Stored data entries
[START]

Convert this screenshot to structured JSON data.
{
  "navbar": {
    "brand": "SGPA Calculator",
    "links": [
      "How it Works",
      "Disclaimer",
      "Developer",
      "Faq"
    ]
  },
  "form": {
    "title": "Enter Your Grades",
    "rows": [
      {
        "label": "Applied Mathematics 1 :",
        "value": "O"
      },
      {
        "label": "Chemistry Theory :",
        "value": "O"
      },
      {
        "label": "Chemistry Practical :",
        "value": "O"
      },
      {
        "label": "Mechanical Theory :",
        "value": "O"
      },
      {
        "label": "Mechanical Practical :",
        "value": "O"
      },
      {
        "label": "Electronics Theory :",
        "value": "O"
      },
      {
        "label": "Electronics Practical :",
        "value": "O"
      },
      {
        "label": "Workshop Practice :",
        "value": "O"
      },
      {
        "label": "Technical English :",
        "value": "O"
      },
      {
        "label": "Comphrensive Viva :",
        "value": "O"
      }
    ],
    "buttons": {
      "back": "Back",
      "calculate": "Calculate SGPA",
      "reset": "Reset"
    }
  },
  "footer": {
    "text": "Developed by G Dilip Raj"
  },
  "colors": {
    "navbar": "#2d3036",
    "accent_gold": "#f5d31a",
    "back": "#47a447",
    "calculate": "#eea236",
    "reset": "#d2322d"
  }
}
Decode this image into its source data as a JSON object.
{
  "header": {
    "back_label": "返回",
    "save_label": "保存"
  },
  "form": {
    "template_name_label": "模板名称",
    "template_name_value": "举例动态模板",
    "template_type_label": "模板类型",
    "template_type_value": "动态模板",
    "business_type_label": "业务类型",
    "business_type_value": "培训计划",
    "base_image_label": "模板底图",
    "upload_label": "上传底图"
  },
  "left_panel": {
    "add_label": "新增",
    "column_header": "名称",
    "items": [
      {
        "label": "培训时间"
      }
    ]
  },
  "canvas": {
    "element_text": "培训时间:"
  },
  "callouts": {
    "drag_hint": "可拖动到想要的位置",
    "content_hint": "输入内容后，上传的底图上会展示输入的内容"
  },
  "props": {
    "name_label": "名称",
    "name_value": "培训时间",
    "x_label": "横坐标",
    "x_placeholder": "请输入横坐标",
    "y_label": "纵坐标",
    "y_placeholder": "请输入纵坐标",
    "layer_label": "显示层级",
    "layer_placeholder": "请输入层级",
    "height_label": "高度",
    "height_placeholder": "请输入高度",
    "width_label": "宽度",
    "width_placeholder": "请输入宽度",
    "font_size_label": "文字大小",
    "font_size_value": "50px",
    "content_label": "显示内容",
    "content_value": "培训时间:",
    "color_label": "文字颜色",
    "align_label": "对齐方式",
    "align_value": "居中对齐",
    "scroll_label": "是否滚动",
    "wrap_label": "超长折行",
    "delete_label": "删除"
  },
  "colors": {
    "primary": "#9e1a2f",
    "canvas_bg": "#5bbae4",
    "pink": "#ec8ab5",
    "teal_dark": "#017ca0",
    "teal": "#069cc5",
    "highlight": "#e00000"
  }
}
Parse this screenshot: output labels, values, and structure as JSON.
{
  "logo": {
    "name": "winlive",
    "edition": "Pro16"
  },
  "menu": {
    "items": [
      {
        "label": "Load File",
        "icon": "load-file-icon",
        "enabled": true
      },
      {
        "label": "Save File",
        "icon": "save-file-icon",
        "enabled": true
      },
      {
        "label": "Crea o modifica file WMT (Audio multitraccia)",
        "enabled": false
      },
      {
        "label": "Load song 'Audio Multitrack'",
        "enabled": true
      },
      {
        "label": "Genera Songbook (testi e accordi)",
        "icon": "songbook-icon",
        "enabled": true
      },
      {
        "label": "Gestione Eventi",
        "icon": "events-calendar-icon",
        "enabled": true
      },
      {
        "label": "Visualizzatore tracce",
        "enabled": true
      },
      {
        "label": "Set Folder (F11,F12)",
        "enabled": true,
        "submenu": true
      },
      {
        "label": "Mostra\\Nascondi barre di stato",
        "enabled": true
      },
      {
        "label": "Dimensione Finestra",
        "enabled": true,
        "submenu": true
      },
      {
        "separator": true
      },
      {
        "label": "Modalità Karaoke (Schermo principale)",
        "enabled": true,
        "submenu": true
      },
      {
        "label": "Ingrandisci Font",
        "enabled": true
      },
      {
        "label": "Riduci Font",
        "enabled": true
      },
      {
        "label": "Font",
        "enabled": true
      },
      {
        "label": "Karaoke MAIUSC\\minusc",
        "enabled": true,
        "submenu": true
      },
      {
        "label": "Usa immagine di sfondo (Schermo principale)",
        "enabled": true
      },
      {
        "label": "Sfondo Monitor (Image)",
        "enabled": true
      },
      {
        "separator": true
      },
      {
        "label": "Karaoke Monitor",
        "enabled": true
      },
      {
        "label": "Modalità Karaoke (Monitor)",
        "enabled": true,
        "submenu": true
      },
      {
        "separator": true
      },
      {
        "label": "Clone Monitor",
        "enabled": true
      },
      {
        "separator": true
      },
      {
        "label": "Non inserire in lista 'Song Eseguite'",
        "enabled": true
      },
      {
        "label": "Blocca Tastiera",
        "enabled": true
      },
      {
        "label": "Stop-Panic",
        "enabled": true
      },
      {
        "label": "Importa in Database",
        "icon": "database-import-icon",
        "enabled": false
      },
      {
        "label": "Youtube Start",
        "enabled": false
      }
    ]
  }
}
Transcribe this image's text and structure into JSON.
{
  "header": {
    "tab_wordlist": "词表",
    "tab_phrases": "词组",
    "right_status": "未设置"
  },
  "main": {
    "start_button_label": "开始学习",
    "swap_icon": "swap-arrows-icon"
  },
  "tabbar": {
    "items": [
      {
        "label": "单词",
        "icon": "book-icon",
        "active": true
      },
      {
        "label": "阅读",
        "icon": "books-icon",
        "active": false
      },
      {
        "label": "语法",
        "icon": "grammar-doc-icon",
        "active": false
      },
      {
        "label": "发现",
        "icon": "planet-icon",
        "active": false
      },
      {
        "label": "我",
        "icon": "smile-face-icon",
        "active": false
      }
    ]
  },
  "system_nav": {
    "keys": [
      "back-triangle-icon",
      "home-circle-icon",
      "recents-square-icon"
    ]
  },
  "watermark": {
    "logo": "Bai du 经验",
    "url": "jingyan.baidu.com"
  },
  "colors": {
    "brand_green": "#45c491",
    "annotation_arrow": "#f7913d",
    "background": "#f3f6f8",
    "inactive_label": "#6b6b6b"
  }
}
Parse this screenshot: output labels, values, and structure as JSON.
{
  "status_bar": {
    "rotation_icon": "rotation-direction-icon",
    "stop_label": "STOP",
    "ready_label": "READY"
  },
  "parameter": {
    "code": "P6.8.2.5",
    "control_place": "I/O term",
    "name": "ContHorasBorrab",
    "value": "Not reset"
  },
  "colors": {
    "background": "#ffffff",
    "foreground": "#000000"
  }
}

[END]

> [Instructions to follow] Quote each line above in full, word for word.

> [Result for this exercise]
Convert this screenshot to structured JSON data.
{
  "navbar": {
    "brand": "SGPA Calculator",
    "links": [
      "How it Works",
      "Disclaimer",
      "Developer",
      "Faq"
    ]
  },
  "form": {
    "title": "Enter Your Grades",
    "rows": [
      {
        "label": "Applied Mathematics 1 :",
        "value": "O"
      },
      {
        "label": "Chemistry Theory :",
        "value": "O"
      },
      {
        "label": "Chemistry Practical :",
        "value": "O"
      },
      {
        "label": "Mechanical Theory :",
        "value": "O"
      },
      {
        "label": "Mechanical Practical :",
        "value": "O"
      },
      {
        "label": "Electronics Theory :",
        "value": "O"
      },
      {
        "label": "Electronics Practical :",
        "value": "O"
      },
      {
        "label": "Workshop Practice :",
        "value": "O"
      },
      {
        "label": "Technical English :",
        "value": "O"
      },
      {
        "label": "Comphrensive Viva :",
        "value": "O"
      }
    ],
    "buttons": {
      "back": "Back",
      "calculate": "Calculate SGPA",
      "reset": "Reset"
    }
  },
  "footer": {
    "text": "Developed by G Dilip Raj"
  },
  "colors": {
    "navbar": "#2d3036",
    "accent_gold": "#f5d31a",
    "back": "#47a447",
    "calculate": "#eea236",
    "reset": "#d2322d"
  }
}
Decode this image into its source data as a JSON object.
{
  "header": {
    "back_label": "返回",
    "save_label": "保存"
  },
  "form": {
    "template_name_label": "模板名称",
    "template_name_value": "举例动态模板",
    "template_type_label": "模板类型",
    "template_type_value": "动态模板",
    "business_type_label": "业务类型",
    "business_type_value": "培训计划",
    "base_image_label": "模板底图",
    "upload_label": "上传底图"
  },
  "left_panel": {
    "add_label": "新增",
    "column_header": "名称",
    "items": [
      {
        "label": "培训时间"
      }
    ]
  },
  "canvas": {
    "element_text": "培训时间:"
  },
  "callouts": {
    "drag_hint": "可拖动到想要的位置",
    "content_hint": "输入内容后，上传的底图上会展示输入的内容"
  },
  "props": {
    "name_label": "名称",
    "name_value": "培训时间",
    "x_label": "横坐标",
    "x_placeholder": "请输入横坐标",
    "y_label": "纵坐标",
    "y_placeholder": "请输入纵坐标",
    "layer_label": "显示层级",
    "layer_placeholder": "请输入层级",
    "height_label": "高度",
    "height_placeholder": "请输入高度",
    "width_label": "宽度",
    "width_placeholder": "请输入宽度",
    "font_size_label": "文字大小",
    "font_size_value": "50px",
    "content_label": "显示内容",
    "content_value": "培训时间:",
    "color_label": "文字颜色",
    "align_label": "对齐方式",
    "align_value": "居中对齐",
    "scroll_label": "是否滚动",
    "wrap_label": "超长折行",
    "delete_label": "删除"
  },
  "colors": {
    "primary": "#9e1a2f",
    "canvas_bg": "#5bbae4",
    "pink": "#ec8ab5",
    "teal_dark": "#017ca0",
    "teal": "#069cc5",
    "highlight": "#e00000"
  }
}
Parse this screenshot: output labels, values, and structure as JSON.
{
  "logo": {
    "name": "winlive",
    "edition": "Pro16"
  },
  "menu": {
    "items": [
      {
        "label": "Load File",
        "icon": "load-file-icon",
        "enabled": true
      },
      {
        "label": "Save File",
        "icon": "save-file-icon",
        "enabled": true
      },
      {
        "label": "Crea o modifica file WMT (Audio multitraccia)",
        "enabled": false
      },
      {
        "label": "Load song 'Audio Multitrack'",
        "enabled": true
      },
      {
        "label": "Genera Songbook (testi e accordi)",
        "icon": "songbook-icon",
        "enabled": true
      },
      {
        "label": "Gestione Eventi",
        "icon": "events-calendar-icon",
        "enabled": true
      },
      {
        "label": "Visualizzatore tracce",
        "enabled": true
      },
      {
        "label": "Set Folder (F11,F12)",
        "enabled": true,
        "submenu": true
      },
      {
        "label": "Mostra\\Nascondi barre di stato",
        "enabled": true
      },
      {
        "label": "Dimensione Finestra",
        "enabled": true,
        "submenu": true
      },
      {
        "separator": true
      },
      {
        "label": "Modalità Karaoke (Schermo principale)",
        "enabled": true,
        "submenu": true
      },
      {
        "label": "Ingrandisci Font",
        "enabled": true
      },
      {
        "label": "Riduci Font",
        "enabled": true
      },
      {
        "label": "Font",
        "enabled": true
      },
      {
        "label": "Karaoke MAIUSC\\minusc",
        "enabled": true,
        "submenu": true
      },
      {
        "label": "Usa immagine di sfondo (Schermo principale)",
        "enabled": true
      },
      {
        "label": "Sfondo Monitor (Image)",
        "enabled": true
      },
      {
        "separator": true
      },
      {
        "label": "Karaoke Monitor",
        "enabled": true
      },
      {
        "label": "Modalità Karaoke (Monitor)",
        "enabled": true,
        "submenu": true
      },
      {
        "separator": true
      },
      {
        "label": "Clone Monitor",
        "enabled": true
      },
      {
        "separator": true
      },
      {
        "label": "Non inserire in lista 'Song Eseguite'",
        "enabled": true
      },
      {
        "label": "Blocca Tastiera",
        "enabled": true
      },
      {
        "label": "Stop-Panic",
        "enabled": true
      },
      {
        "label": "Importa in Database",
        "icon": "database-import-icon",
        "enabled": false
      },
      {
        "label": "Youtube Start",
        "enabled": false
      }
    ]
  }
}
Transcribe this image's text and structure into JSON.
{
  "header": {
    "tab_wordlist": "词表",
    "tab_phrases": "词组",
    "right_status": "未设置"
  },
  "main": {
    "start_button_label": "开始学习",
    "swap_icon": "swap-arrows-icon"
  },
  "tabbar": {
    "items": [
      {
        "label": "单词",
        "icon": "book-icon",
        "active": true
      },
      {
        "label": "阅读",
        "icon": "books-icon",
        "active": false
      },
      {
        "label": "语法",
        "icon": "grammar-doc-icon",
        "active": false
      },
      {
        "label": "发现",
        "icon": "planet-icon",
        "active": false
      },
      {
        "label": "我",
        "icon": "smile-face-icon",
        "active": false
      }
    ]
  },
  "system_nav": {
    "keys": [
      "back-triangle-icon",
      "home-circle-icon",
      "recents-square-icon"
    ]
  },
  "watermark": {
    "logo": "Bai du 经验",
    "url": "jingyan.baidu.com"
  },
  "colors": {
    "brand_green": "#45c491",
    "annotation_arrow": "#f7913d",
    "background": "#f3f6f8",
    "inactive_label": "#6b6b6b"
  }
}
Parse this screenshot: output labels, values, and structure as JSON.
{
  "status_bar": {
    "rotation_icon": "rotation-direction-icon",
    "stop_label": "STOP",
    "ready_label": "READY"
  },
  "parameter": {
    "code": "P6.8.2.5",
    "control_place": "I/O term",
    "name": "ContHorasBorrab",
    "value": "Not reset"
  },
  "colors": {
    "background": "#ffffff",
    "foreground": "#000000"
  }
}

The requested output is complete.